- **What the task requires**
Gather up the lines that contain "icon".

- **Task material**

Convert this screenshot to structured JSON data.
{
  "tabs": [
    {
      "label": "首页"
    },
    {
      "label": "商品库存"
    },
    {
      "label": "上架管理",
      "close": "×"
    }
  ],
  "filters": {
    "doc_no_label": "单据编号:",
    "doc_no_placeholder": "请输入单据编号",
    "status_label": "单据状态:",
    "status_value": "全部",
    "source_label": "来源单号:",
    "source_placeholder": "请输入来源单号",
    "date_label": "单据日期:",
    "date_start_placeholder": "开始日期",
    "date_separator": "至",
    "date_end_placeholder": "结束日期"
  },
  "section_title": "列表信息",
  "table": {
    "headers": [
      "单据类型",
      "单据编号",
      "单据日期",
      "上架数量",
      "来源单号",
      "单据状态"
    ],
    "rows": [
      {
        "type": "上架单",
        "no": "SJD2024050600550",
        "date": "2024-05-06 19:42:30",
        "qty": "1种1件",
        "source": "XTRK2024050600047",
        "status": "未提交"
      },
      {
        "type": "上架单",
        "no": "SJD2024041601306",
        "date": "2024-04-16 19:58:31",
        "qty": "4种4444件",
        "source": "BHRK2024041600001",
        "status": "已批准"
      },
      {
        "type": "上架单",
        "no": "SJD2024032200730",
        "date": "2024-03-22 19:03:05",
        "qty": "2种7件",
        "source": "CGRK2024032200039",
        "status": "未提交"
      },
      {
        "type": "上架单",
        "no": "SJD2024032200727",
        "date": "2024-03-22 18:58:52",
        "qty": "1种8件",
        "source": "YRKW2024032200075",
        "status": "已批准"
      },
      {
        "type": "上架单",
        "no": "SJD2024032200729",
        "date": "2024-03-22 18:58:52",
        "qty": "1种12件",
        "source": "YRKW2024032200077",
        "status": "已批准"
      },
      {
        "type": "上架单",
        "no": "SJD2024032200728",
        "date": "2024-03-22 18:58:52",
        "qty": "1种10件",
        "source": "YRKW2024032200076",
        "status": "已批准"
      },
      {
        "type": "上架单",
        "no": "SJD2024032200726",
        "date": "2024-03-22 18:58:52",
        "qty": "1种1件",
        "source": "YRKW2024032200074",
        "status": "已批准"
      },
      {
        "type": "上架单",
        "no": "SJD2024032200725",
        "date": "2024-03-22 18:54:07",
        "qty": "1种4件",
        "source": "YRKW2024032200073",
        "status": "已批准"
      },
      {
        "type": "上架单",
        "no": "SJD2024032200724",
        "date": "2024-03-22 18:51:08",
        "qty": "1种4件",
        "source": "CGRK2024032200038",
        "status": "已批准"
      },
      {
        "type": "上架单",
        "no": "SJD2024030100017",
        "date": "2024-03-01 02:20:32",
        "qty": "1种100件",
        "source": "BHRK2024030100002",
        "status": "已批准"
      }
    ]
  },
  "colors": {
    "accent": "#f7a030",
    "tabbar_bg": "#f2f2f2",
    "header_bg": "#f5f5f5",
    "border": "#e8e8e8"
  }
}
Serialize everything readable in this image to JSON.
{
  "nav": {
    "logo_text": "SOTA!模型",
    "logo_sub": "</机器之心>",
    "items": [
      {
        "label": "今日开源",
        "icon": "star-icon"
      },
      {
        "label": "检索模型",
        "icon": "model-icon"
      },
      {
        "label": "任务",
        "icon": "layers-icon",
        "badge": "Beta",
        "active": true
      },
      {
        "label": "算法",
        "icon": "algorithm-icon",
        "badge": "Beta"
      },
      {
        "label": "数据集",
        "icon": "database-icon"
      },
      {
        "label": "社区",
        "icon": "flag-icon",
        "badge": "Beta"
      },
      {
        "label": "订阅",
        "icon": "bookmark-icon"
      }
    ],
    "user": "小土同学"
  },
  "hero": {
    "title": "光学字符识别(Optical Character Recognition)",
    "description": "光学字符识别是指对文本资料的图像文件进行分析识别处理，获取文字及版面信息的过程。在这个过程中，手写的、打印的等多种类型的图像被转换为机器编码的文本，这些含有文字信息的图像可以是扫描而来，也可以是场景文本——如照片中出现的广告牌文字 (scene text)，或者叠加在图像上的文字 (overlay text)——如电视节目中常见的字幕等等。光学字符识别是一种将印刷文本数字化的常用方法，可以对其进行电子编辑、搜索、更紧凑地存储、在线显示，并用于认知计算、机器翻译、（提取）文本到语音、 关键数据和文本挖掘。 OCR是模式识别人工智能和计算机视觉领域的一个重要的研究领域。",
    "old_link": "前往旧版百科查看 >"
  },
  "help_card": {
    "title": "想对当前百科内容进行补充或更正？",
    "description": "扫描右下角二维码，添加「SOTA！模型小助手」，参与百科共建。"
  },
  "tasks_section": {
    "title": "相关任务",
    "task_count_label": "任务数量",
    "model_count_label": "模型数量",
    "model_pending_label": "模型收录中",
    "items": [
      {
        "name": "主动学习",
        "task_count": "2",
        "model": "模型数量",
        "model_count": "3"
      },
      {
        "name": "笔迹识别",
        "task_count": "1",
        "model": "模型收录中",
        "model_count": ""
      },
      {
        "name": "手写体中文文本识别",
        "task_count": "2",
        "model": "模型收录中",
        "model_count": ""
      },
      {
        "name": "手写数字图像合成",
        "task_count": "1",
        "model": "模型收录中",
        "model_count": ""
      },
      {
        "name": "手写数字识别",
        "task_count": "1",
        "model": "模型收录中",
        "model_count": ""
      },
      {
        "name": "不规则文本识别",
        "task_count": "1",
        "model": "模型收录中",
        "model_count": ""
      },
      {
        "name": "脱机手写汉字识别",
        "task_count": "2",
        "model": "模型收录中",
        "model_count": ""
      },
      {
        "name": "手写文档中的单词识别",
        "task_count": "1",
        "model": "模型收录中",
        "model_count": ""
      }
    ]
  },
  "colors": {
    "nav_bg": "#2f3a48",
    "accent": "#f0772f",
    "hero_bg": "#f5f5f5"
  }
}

- **Reply to the exercise**
        "icon": "star-icon"
        "icon": "model-icon"
        "icon": "layers-icon",
        "icon": "algorithm-icon",
        "icon": "database-icon"
        "icon": "flag-icon",
        "icon": "bookmark-icon"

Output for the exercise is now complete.